Structured figure records
— BEGIN —
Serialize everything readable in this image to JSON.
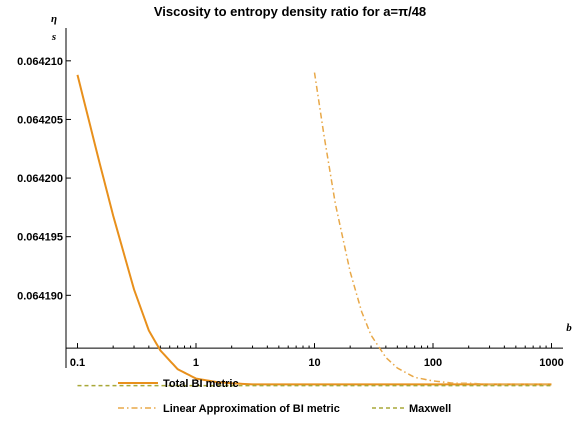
{
  "chart_data": {
    "type": "line",
    "title": "Viscosity to entropy density ratio for a=π/48",
    "xlabel": "b",
    "ylabel_num": "η",
    "ylabel_den": "s",
    "xscale": "log",
    "xlim": [
      0.08,
      1250
    ],
    "ylim": [
      0.0641838,
      0.0642128
    ],
    "x_ticks": [
      0.1,
      1,
      10,
      100,
      1000
    ],
    "x_tick_labels": [
      "0.1",
      "1",
      "10",
      "100",
      "1000"
    ],
    "y_ticks": [
      0.06419,
      0.064195,
      0.0642,
      0.064205,
      0.06421
    ],
    "y_tick_labels": [
      "0.064190",
      "0.064195",
      "0.064200",
      "0.064205",
      "0.064210"
    ],
    "axis_crossing_y": 0.0641855,
    "series": [
      {
        "name": "Total BI metric",
        "color": "#e8901c",
        "dash": "solid",
        "x": [
          0.1,
          0.15,
          0.2,
          0.3,
          0.4,
          0.5,
          0.7,
          1,
          1.5,
          2,
          3,
          5,
          10,
          100,
          1000
        ],
        "y": [
          0.0642088,
          0.0642017,
          0.0641968,
          0.0641905,
          0.064187,
          0.0641853,
          0.0641837,
          0.0641829,
          0.0641826,
          0.0641825,
          0.0641824,
          0.0641824,
          0.0641824,
          0.0641824,
          0.0641824
        ]
      },
      {
        "name": "Linear Approximation of BI metric",
        "color": "#e8a848",
        "dash": "dashdot",
        "x": [
          10,
          12,
          15,
          20,
          25,
          30,
          40,
          50,
          70,
          100,
          150,
          200,
          300,
          500,
          1000
        ],
        "y": [
          0.064209,
          0.0642037,
          0.0641978,
          0.064192,
          0.0641886,
          0.0641866,
          0.0641847,
          0.0641838,
          0.064183,
          0.0641827,
          0.0641825,
          0.0641825,
          0.0641824,
          0.0641824,
          0.0641824
        ]
      },
      {
        "name": "Maxwell",
        "color": "#a8a838",
        "dash": "dashed",
        "x": [
          0.1,
          1000
        ],
        "y": [
          0.0641823,
          0.0641823
        ]
      }
    ],
    "legend": {
      "placement": "bottom",
      "entries": [
        "Total BI metric",
        "Linear Approximation of BI metric",
        "Maxwell"
      ]
    }
  }
}
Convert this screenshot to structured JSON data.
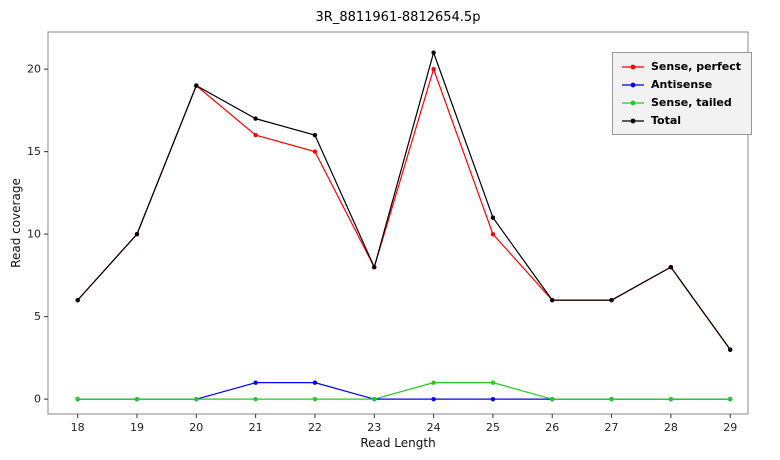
{
  "chart_data": {
    "type": "line",
    "title": "3R_8811961-8812654.5p",
    "xlabel": "Read Length",
    "ylabel": "Read coverage",
    "x": [
      18,
      19,
      20,
      21,
      22,
      23,
      24,
      25,
      26,
      27,
      28,
      29
    ],
    "series": [
      {
        "name": "Sense, perfect",
        "color": "#ff0000",
        "values": [
          6,
          10,
          19,
          16,
          15,
          8,
          20,
          10,
          6,
          6,
          8,
          3
        ]
      },
      {
        "name": "Antisense",
        "color": "#0000ff",
        "values": [
          0,
          0,
          0,
          1,
          1,
          0,
          0,
          0,
          0,
          0,
          0,
          0
        ]
      },
      {
        "name": "Sense, tailed",
        "color": "#22cc22",
        "values": [
          0,
          0,
          0,
          0,
          0,
          0,
          1,
          1,
          0,
          0,
          0,
          0
        ]
      },
      {
        "name": "Total",
        "color": "#000000",
        "values": [
          6,
          10,
          19,
          17,
          16,
          8,
          21,
          11,
          6,
          6,
          8,
          3
        ]
      }
    ],
    "x_ticks": [
      18,
      19,
      20,
      21,
      22,
      23,
      24,
      25,
      26,
      27,
      28,
      29
    ],
    "y_ticks": [
      0,
      5,
      10,
      15,
      20
    ],
    "xlim": [
      17.5,
      29.3
    ],
    "ylim": [
      -0.9,
      22.25
    ],
    "grid": false,
    "legend_position": "top-right"
  }
}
— END —
Identify the lines in the entries that hold "Linear" and return each one.

• [Final answer]:
        "name": "Linear Approximation of BI metric",
        "Linear Approximation of BI metric",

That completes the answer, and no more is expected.